SET TASK A:
According to the film photography tips, by how many stops can some film stocks be overexposed and still produce usable results?
SET TASK B:
Reproduce the records word for word from their start through the line containing "Give me the", including both ends, but leave out the pictures.

SOURCE EXTRACT:
_ _ _ _

The benefits are myriad—from less time spent editing (SO much less) and no memory cards to get corrupted, to the unparalleled depth and color of film photos (not that I’m biased)—and there has never been a better time jump in.
Here are a few tips to get you started shooting beautiful analog photos on any 35mm camera.
Metering for film might seem intimidating at first, but this one simple (albeit strange-sounding) idea is a good place to start: exposing for film is the opposite of exposing for digital.
Where digital performs well in low light, film really shines in bright light. Where you’d underexpose digital to preserve the highlights, you can overexpose your film to preserve shadow detail without fear of blowing your highlights. Instead of metering for the brightest part of the frame, meter for the darkest.
For outdoor shooting, grab a film stock with an ISO of 100 or 200, like Kodak Gold, T-Max or Agfa Vista (if you can find it!), and for a great all-around option, you can’t go wrong with a 400-ISO stock like Fuji Superia or Kodak Ultramax.
People love to talk about film’s incredible exposure latitude, and while it’s true that you can expose your film a variety of ways to create different looks (more on this in a minute) the vast majority of film’s latitude is on the side of overexposure.
While some film stocks can be overexposed as many as six stops and still produce usable results, underexpose by more than a stop and you’ll start to get dull colors, muddy blacks and a grainy mess where your shadow detail should be.
With digital images, underexposed equals dark. But if film doesn’t get enough light there’s nothing to render (light = information) and your image will be flat and faded. Want better contrast and more saturated colors in your film images? Rich blacks and sharp highlights? Meter for the shadows and fire away.
Since you can’t check your monitor for instant feedback on your settings, bracketing is your friend—especially while you’re learning the limits of different film stocks and figuring out your film-shooting style.
Say the scene in front of you has an exposure range of three stops. Which is more important, lights or darks? Skin tones or background color?
The frames above were shot one after another at sunrise. For the first photo I metered for shadows to preserve the detail in the trees and the subtle glow in the branches. The second shot was metered for the highlights to accentuate the color of the sky and texture of the clouds, intentionally silhouetting the trees.
Both are exposed “correctly,” and the image you prefer depends entirely on you. Keep a little notebook in your camera bag to record your settings, and next time you’ll be ahead of the game.

_ _ _ _

MATERIAL:
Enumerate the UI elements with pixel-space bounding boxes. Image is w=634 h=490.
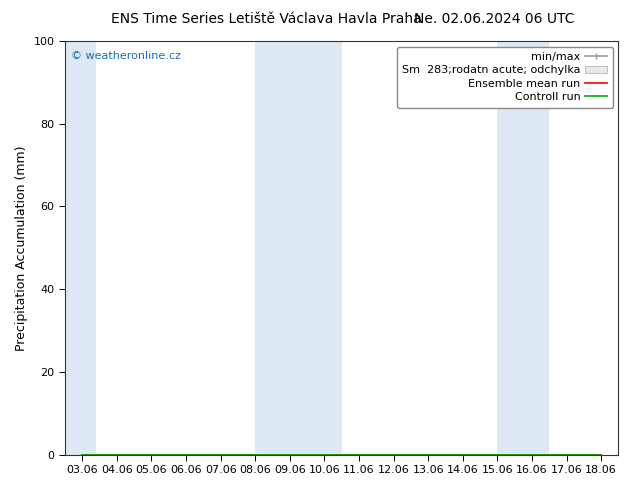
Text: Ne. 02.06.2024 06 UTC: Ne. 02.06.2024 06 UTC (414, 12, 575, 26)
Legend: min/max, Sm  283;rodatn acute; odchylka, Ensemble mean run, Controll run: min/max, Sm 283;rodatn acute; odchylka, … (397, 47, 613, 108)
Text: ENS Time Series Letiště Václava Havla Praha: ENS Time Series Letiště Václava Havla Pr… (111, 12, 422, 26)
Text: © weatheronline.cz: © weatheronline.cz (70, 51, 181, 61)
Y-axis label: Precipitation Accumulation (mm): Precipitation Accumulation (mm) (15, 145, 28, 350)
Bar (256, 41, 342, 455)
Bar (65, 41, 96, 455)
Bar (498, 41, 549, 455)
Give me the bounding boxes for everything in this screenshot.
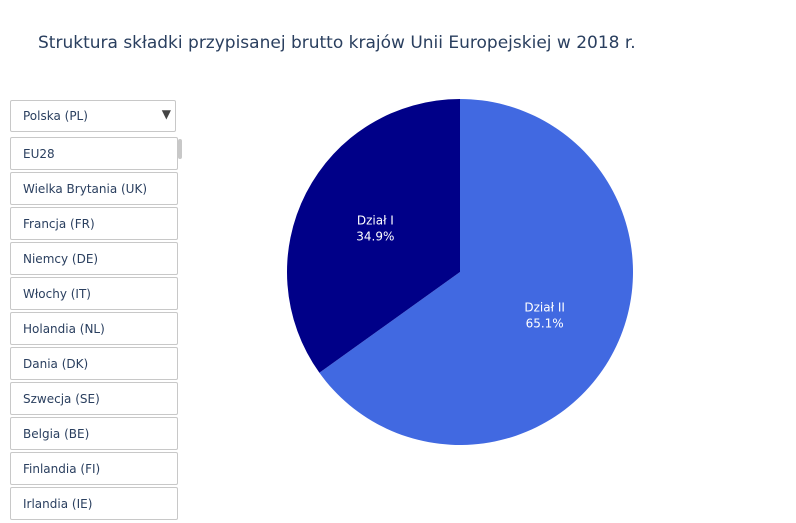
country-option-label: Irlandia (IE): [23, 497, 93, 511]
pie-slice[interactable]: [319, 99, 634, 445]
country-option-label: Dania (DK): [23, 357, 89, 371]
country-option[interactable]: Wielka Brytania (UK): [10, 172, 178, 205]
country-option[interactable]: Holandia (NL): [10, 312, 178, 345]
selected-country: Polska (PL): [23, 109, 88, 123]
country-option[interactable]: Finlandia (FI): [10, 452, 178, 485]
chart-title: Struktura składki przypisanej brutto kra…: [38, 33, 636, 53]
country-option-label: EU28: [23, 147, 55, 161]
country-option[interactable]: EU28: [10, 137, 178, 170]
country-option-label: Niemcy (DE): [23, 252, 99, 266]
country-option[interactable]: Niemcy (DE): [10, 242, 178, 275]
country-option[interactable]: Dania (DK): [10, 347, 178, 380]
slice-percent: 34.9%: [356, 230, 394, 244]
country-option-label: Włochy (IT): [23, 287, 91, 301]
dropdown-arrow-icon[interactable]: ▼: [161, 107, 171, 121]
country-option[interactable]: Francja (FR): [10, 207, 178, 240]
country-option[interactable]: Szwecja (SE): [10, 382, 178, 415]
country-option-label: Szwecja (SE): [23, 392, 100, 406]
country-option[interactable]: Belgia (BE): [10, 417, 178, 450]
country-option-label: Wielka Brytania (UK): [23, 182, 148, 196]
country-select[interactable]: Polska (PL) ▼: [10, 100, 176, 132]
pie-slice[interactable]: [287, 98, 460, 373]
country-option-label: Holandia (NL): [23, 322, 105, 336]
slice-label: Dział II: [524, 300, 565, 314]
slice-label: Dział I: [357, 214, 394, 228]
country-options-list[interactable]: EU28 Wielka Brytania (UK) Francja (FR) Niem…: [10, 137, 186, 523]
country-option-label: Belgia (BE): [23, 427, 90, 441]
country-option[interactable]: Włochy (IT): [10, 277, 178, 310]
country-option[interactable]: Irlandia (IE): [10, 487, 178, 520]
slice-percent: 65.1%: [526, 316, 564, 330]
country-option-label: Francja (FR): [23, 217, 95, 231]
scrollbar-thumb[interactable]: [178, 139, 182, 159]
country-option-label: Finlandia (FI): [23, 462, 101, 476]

_ _ _ _

WRITTEN REPLY A:
As many as six stops.

WRITTEN REPLY B:
Enumerate the UI elements with pixel-space bounding boxes. Image is w=634 h=490.
Text: Ne. 02.06.2024 06 UTC: Ne. 02.06.2024 06 UTC (414, 12, 575, 26)
Legend: min/max, Sm  283;rodatn acute; odchylka, Ensemble mean run, Controll run: min/max, Sm 283;rodatn acute; odchylka, … (397, 47, 613, 108)
Text: ENS Time Series Letiště Václava Havla Praha: ENS Time Series Letiště Václava Havla Pr… (111, 12, 422, 26)
Text: © weatheronline.cz: © weatheronline.cz (70, 51, 181, 61)
Y-axis label: Precipitation Accumulation (mm): Precipitation Accumulation (mm) (15, 145, 28, 350)
Bar (256, 41, 342, 455)
Bar (65, 41, 96, 455)
Bar (498, 41, 549, 455)
Give me the bounding boxes for everything in this screenshot.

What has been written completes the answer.